SELECTION -
** start **

On Wed, 2015-09-02 at 14:44 +0200, Richard Biener wrote:
> On Tue, Sep 1, 2015 at 5:53 PM, Bill Schmidt
> <wschmidt@linux.vnet.ibm.com> wrote:
> > On Tue, 2015-09-01 at 11:01 +0200, Richard Biener wrote:
> >> On Mon, Aug 31, 2015 at 10:28 PM, Bill Schmidt
> >> <wschmidt@linux.vnet.ibm.com> wrote:
> >> > Hi,
> >> >
> >> > The following simple test fails when attempting to convert a vector
> >> > shift-by-scalar into a vector shift-by-vector.
> >> >
> >> >   typedef unsigned char v16ui __attribute__((vector_size(16)));
> >> >
> >> >   v16ui vslb(v16ui v, unsigned char i)
> >> >   {
> >> >     return v << i;
> >> >   }
> >> >
> >> > When this code is gimplified, the shift amount gets expanded to an
> >> > unsigned int:
> >> >
> >> >   vslb (v16ui v, unsigned char i)
> >> >   {
> >> >     v16ui D.2300;
> >> >     unsigned int D.2301;
> >> >
> >> >     D.2301 = (unsigned int) i;
> >> >     D.2300 = v << D.2301;
> >> >     return D.2300;
> >> >   }
> >> >
> >> > In expand_binop, the shift-by-scalar is converted into a shift-by-vector
> >> > using expand_vector_broadcast, which produces the following rtx to be
> >> > used to initialize a V16QI vector:
> >> >
> >> > (parallel:V16QI [
> >> >         (subreg/s/v:SI (reg:DI 155) 0)

** end **

RAW DATA -
** start **

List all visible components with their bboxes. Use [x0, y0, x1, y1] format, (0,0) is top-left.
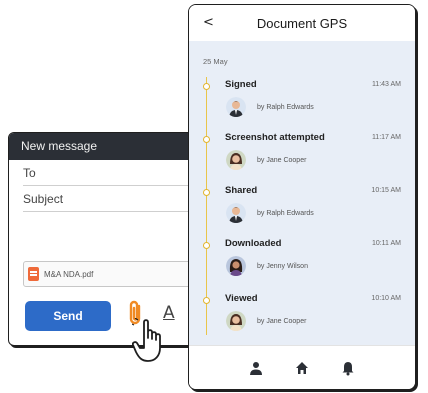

** end **

SET TASKS -
1. In the mailing-list thread about the vector shift failure, which function does expand_binop use to convert the shift-by-scalar into a shift-by-vector?
2. Continue the mailing-list thread about the vector shift failure, picking up right after its final line.

WRITTEN RESPONSES -
1. It uses expand_vector_broadcast.

2.
> >> >         (subreg/s/v:SI (reg:DI 155) 0)
> >> >         (subreg/s/v:SI (reg:DI 155) 0)
> >> >         (subreg/s/v:SI (reg:DI 155) 0)
> >> >         (subreg/s/v:SI (reg:DI 155) 0)
> >> >         (subreg/s/v:SI (reg:DI 155) 0)
> >> >         (subreg/s/v:SI (reg:DI 155) 0)
> >> >         (subreg/s/v:SI (reg:DI 155) 0)
> >> >         (subreg/s/v:SI (reg:DI 155) 0)
> >> >         (subreg/s/v:SI (reg:DI 155) 0)
> >> >         (subreg/s/v:SI (reg:DI 155) 0)
> >> >         (subreg/s/v:SI (reg:DI 155) 0)
> >> >         (subreg/s/v:SI (reg:DI 155) 0)
> >> >         (subreg/s/v:SI (reg:DI 155) 0)
> >> >         (subreg/s/v:SI (reg:DI 155) 0)
> >> >         (subreg/s/v:SI (reg:DI 155) 0)
> >> >     ])
> >> >
> >> > The back end eventually chokes trying to generate a copy of the SImode
> >> > expression into a QImode memory slot.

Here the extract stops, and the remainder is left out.